▸ **Instructions for the task**:
Set each entry down verbatim, omitting images.

▸ **Data records**:

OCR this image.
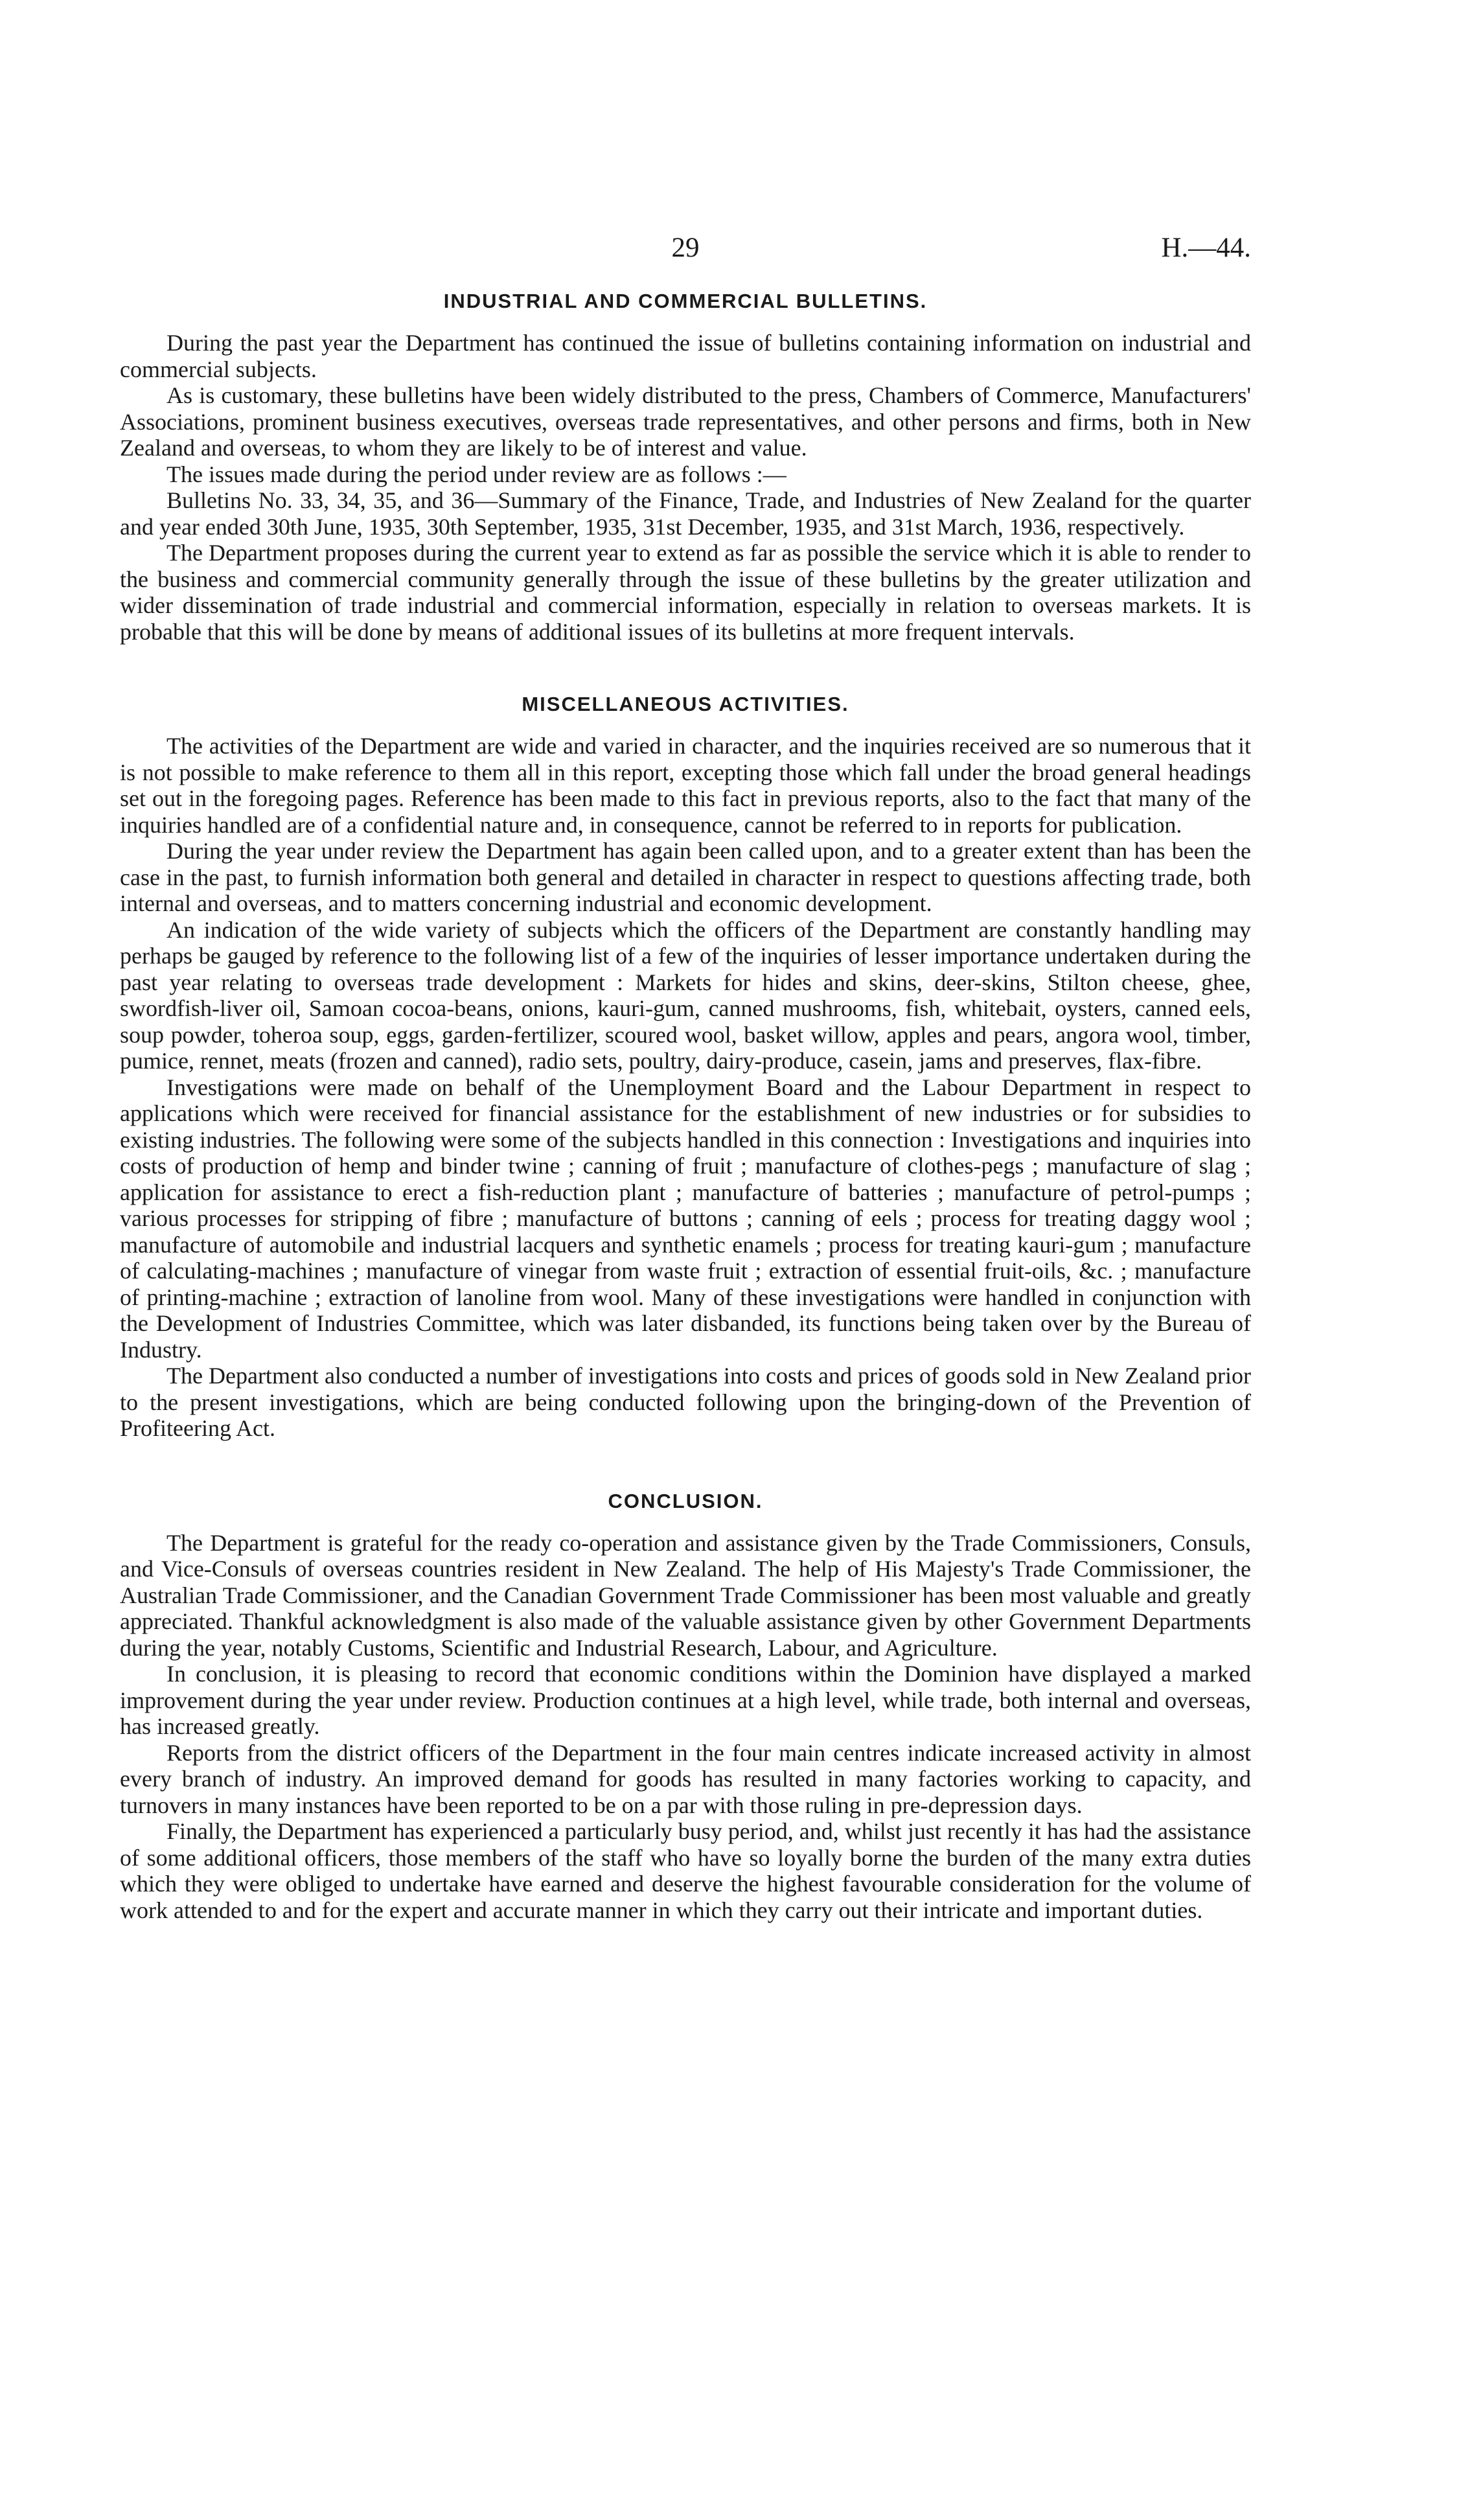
29	H.—44.
INDUSTRIAL AND COMMERCIAL BULLETINS.

During the past year the Department has continued the issue of bulletins containing information on industrial and commercial subjects.

As is customary, these bulletins have been widely distributed to the press, Chambers of Commerce, Manufacturers' Associations, prominent business executives, overseas trade representatives, and other persons and firms, both in New Zealand and overseas, to whom they are likely to be of interest and value.

The issues made during the period under review are as follows :—

Bulletins No. 33, 34, 35, and 36—Summary of the Finance, Trade, and Industries of New Zealand for the quarter and year ended 30th June, 1935, 30th September, 1935, 31st December, 1935, and 31st March, 1936, respectively.

The Department proposes during the current year to extend as far as possible the service which it is able to render to the business and commercial community generally through the issue of these bulletins by the greater utilization and wider dissemination of trade industrial and commercial information, especially in relation to overseas markets. It is probable that this will be done by means of additional issues of its bulletins at more frequent intervals.

MISCELLANEOUS ACTIVITIES.

The activities of the Department are wide and varied in character, and the inquiries received are so numerous that it is not possible to make reference to them all in this report, excepting those which fall under the broad general headings set out in the foregoing pages. Reference has been made to this fact in previous reports, also to the fact that many of the inquiries handled are of a confidential nature and, in consequence, cannot be referred to in reports for publication.

During the year under review the Department has again been called upon, and to a greater extent than has been the case in the past, to furnish information both general and detailed in character in respect to questions affecting trade, both internal and overseas, and to matters concerning industrial and economic development.

An indication of the wide variety of subjects which the officers of the Department are constantly handling may perhaps be gauged by reference to the following list of a few of the inquiries of lesser importance undertaken during the past year relating to overseas trade development : Markets for hides and skins, deer-skins, Stilton cheese, ghee, swordfish-liver oil, Samoan cocoa-beans, onions, kauri-gum, canned mushrooms, fish, whitebait, oysters, canned eels, soup powder, toheroa soup, eggs, garden-fertilizer, scoured wool, basket willow, apples and pears, angora wool, timber, pumice, rennet, meats (frozen and canned), radio sets, poultry, dairy-produce, casein, jams and preserves, flax-fibre.

Investigations were made on behalf of the Unemployment Board and the Labour Department in respect to applications which were received for financial assistance for the establishment of new industries or for subsidies to existing industries. The following were some of the subjects handled in this connection : Investigations and inquiries into costs of production of hemp and binder twine ; canning of fruit ; manufacture of clothes-pegs ; manufacture of slag ; application for assistance to erect a fish-reduction plant ; manufacture of batteries ; manufacture of petrol-pumps ; various processes for stripping of fibre ; manufacture of buttons ; canning of eels ; process for treating daggy wool ; manufacture of automobile and industrial lacquers and synthetic enamels ; process for treating kauri-gum ; manufacture of calculating-machines ; manufacture of vinegar from waste fruit ; extraction of essential fruit-oils, &c. ; manufacture of printing-machine ; extraction of lanoline from wool. Many of these investigations were handled in conjunction with the Development of Industries Committee, which was later disbanded, its functions being taken over by the Bureau of Industry.

The Department also conducted a number of investigations into costs and prices of goods sold in New Zealand prior to the present investigations, which are being conducted following upon the bringing-down of the Prevention of Profiteering Act.

CONCLUSION.

The Department is grateful for the ready co-operation and assistance given by the Trade Commissioners, Consuls, and Vice-Consuls of overseas countries resident in New Zealand. The help of His Majesty's Trade Commissioner, the Australian Trade Commissioner, and the Canadian Government Trade Commissioner has been most valuable and greatly appreciated. Thankful acknowledgment is also made of the valuable assistance given by other Government Departments during the year, notably Customs, Scientific and Industrial Research, Labour, and Agriculture.

In conclusion, it is pleasing to record that economic conditions within the Dominion have displayed a marked improvement during the year under review. Production continues at a high level, while trade, both internal and overseas, has increased greatly.

Reports from the district officers of the Department in the four main centres indicate increased activity in almost every branch of industry. An improved demand for goods has resulted in many factories working to capacity, and turnovers in many instances have been reported to be on a par with those ruling in pre-depression days.

Finally, the Department has experienced a particularly busy period, and, whilst just recently it has had the assistance of some additional officers, those members of the staff who have so loyally borne the burden of the many extra duties which they were obliged to undertake have earned and deserve the highest favourable consideration for the volume of work attended to and for the expert and accurate manner in which they carry out their intricate and important duties.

▸ **Final result**:
OCR this image.
29	H.—44.
INDUSTRIAL AND COMMERCIAL BULLETINS.

During the past year the Department has continued the issue of bulletins containing information on industrial and commercial subjects.

As is customary, these bulletins have been widely distributed to the press, Chambers of Commerce, Manufacturers' Associations, prominent business executives, overseas trade representatives, and other persons and firms, both in New Zealand and overseas, to whom they are likely to be of interest and value.

The issues made during the period under review are as follows :—

Bulletins No. 33, 34, 35, and 36—Summary of the Finance, Trade, and Industries of New Zealand for the quarter and year ended 30th June, 1935, 30th September, 1935, 31st December, 1935, and 31st March, 1936, respectively.

The Department proposes during the current year to extend as far as possible the service which it is able to render to the business and commercial community generally through the issue of these bulletins by the greater utilization and wider dissemination of trade industrial and commercial information, especially in relation to overseas markets. It is probable that this will be done by means of additional issues of its bulletins at more frequent intervals.

MISCELLANEOUS ACTIVITIES.

The activities of the Department are wide and varied in character, and the inquiries received are so numerous that it is not possible to make reference to them all in this report, excepting those which fall under the broad general headings set out in the foregoing pages. Reference has been made to this fact in previous reports, also to the fact that many of the inquiries handled are of a confidential nature and, in consequence, cannot be referred to in reports for publication.

During the year under review the Department has again been called upon, and to a greater extent than has been the case in the past, to furnish information both general and detailed in character in respect to questions affecting trade, both internal and overseas, and to matters concerning industrial and economic development.

An indication of the wide variety of subjects which the officers of the Department are constantly handling may perhaps be gauged by reference to the following list of a few of the inquiries of lesser importance undertaken during the past year relating to overseas trade development : Markets for hides and skins, deer-skins, Stilton cheese, ghee, swordfish-liver oil, Samoan cocoa-beans, onions, kauri-gum, canned mushrooms, fish, whitebait, oysters, canned eels, soup powder, toheroa soup, eggs, garden-fertilizer, scoured wool, basket willow, apples and pears, angora wool, timber, pumice, rennet, meats (frozen and canned), radio sets, poultry, dairy-produce, casein, jams and preserves, flax-fibre.

Investigations were made on behalf of the Unemployment Board and the Labour Department in respect to applications which were received for financial assistance for the establishment of new industries or for subsidies to existing industries. The following were some of the subjects handled in this connection : Investigations and inquiries into costs of production of hemp and binder twine ; canning of fruit ; manufacture of clothes-pegs ; manufacture of slag ; application for assistance to erect a fish-reduction plant ; manufacture of batteries ; manufacture of petrol-pumps ; various processes for stripping of fibre ; manufacture of buttons ; canning of eels ; process for treating daggy wool ; manufacture of automobile and industrial lacquers and synthetic enamels ; process for treating kauri-gum ; manufacture of calculating-machines ; manufacture of vinegar from waste fruit ; extraction of essential fruit-oils, &c. ; manufacture of printing-machine ; extraction of lanoline from wool. Many of these investigations were handled in conjunction with the Development of Industries Committee, which was later disbanded, its functions being taken over by the Bureau of Industry.

The Department also conducted a number of investigations into costs and prices of goods sold in New Zealand prior to the present investigations, which are being conducted following upon the bringing-down of the Prevention of Profiteering Act.

CONCLUSION.

The Department is grateful for the ready co-operation and assistance given by the Trade Commissioners, Consuls, and Vice-Consuls of overseas countries resident in New Zealand. The help of His Majesty's Trade Commissioner, the Australian Trade Commissioner, and the Canadian Government Trade Commissioner has been most valuable and greatly appreciated. Thankful acknowledgment is also made of the valuable assistance given by other Government Departments during the year, notably Customs, Scientific and Industrial Research, Labour, and Agriculture.

In conclusion, it is pleasing to record that economic conditions within the Dominion have displayed a marked improvement during the year under review. Production continues at a high level, while trade, both internal and overseas, has increased greatly.

Reports from the district officers of the Department in the four main centres indicate increased activity in almost every branch of industry. An improved demand for goods has resulted in many factories working to capacity, and turnovers in many instances have been reported to be on a par with those ruling in pre-depression days.

Finally, the Department has experienced a particularly busy period, and, whilst just recently it has had the assistance of some additional officers, those members of the staff who have so loyally borne the burden of the many extra duties which they were obliged to undertake have earned and deserve the highest favourable consideration for the volume of work attended to and for the expert and accurate manner in which they carry out their intricate and important duties.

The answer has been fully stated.